### What is being asked
Repeat every line exactly, keeping the pictures out of the copy.

- - -

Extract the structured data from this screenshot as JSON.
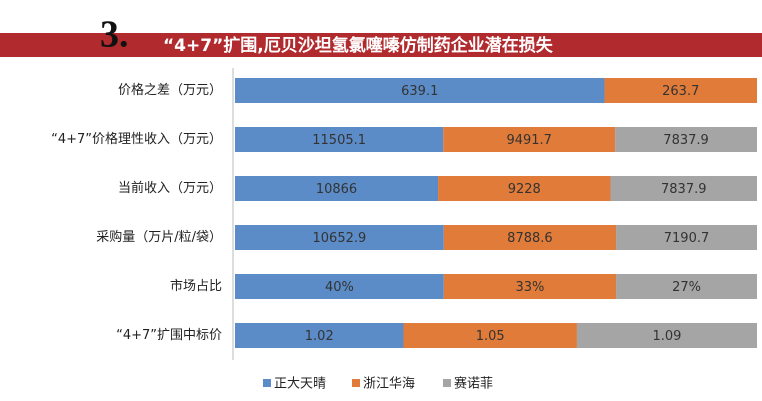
{
  "chart_data": {
    "type": "stacked-bar-100",
    "number": "3.",
    "title": "“4+7”扩围,厄贝沙坦氢氯噻嗪仿制药企业潜在损失",
    "categories": [
      "价格之差（万元）",
      "“4+7”价格理性收入（万元）",
      "当前收入（万元）",
      "采购量（万片/粒/袋）",
      "市场占比",
      "“4+7”扩围中标价"
    ],
    "series": [
      {
        "name": "正大天晴",
        "color": "#5b8cc8",
        "values": [
          639.1,
          11505.1,
          10866,
          10652.9,
          40,
          1.02
        ],
        "value_labels": [
          null,
          null,
          null,
          null,
          "40%",
          null
        ]
      },
      {
        "name": "浙江华海",
        "color": "#e07b39",
        "values": [
          263.7,
          9491.7,
          9228,
          8788.6,
          33,
          1.05
        ],
        "value_labels": [
          null,
          null,
          null,
          null,
          "33%",
          null
        ]
      },
      {
        "name": "赛诺菲",
        "color": "#a5a5a5",
        "values": [
          null,
          7837.9,
          7837.9,
          7190.7,
          27,
          1.09
        ],
        "value_labels": [
          null,
          null,
          null,
          null,
          "27%",
          null
        ]
      }
    ],
    "legend": "bottom"
  }
}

- - -

### Output for this exercise
Extract the structured data from this screenshot as JSON.
{
  "chart_data": {
    "type": "stacked-bar-100",
    "number": "3.",
    "title": "“4+7”扩围,厄贝沙坦氢氯噻嗪仿制药企业潜在损失",
    "categories": [
      "价格之差（万元）",
      "“4+7”价格理性收入（万元）",
      "当前收入（万元）",
      "采购量（万片/粒/袋）",
      "市场占比",
      "“4+7”扩围中标价"
    ],
    "series": [
      {
        "name": "正大天晴",
        "color": "#5b8cc8",
        "values": [
          639.1,
          11505.1,
          10866,
          10652.9,
          40,
          1.02
        ],
        "value_labels": [
          null,
          null,
          null,
          null,
          "40%",
          null
        ]
      },
      {
        "name": "浙江华海",
        "color": "#e07b39",
        "values": [
          263.7,
          9491.7,
          9228,
          8788.6,
          33,
          1.05
        ],
        "value_labels": [
          null,
          null,
          null,
          null,
          "33%",
          null
        ]
      },
      {
        "name": "赛诺菲",
        "color": "#a5a5a5",
        "values": [
          null,
          7837.9,
          7837.9,
          7190.7,
          27,
          1.09
        ],
        "value_labels": [
          null,
          null,
          null,
          null,
          "27%",
          null
        ]
      }
    ],
    "legend": "bottom"
  }
}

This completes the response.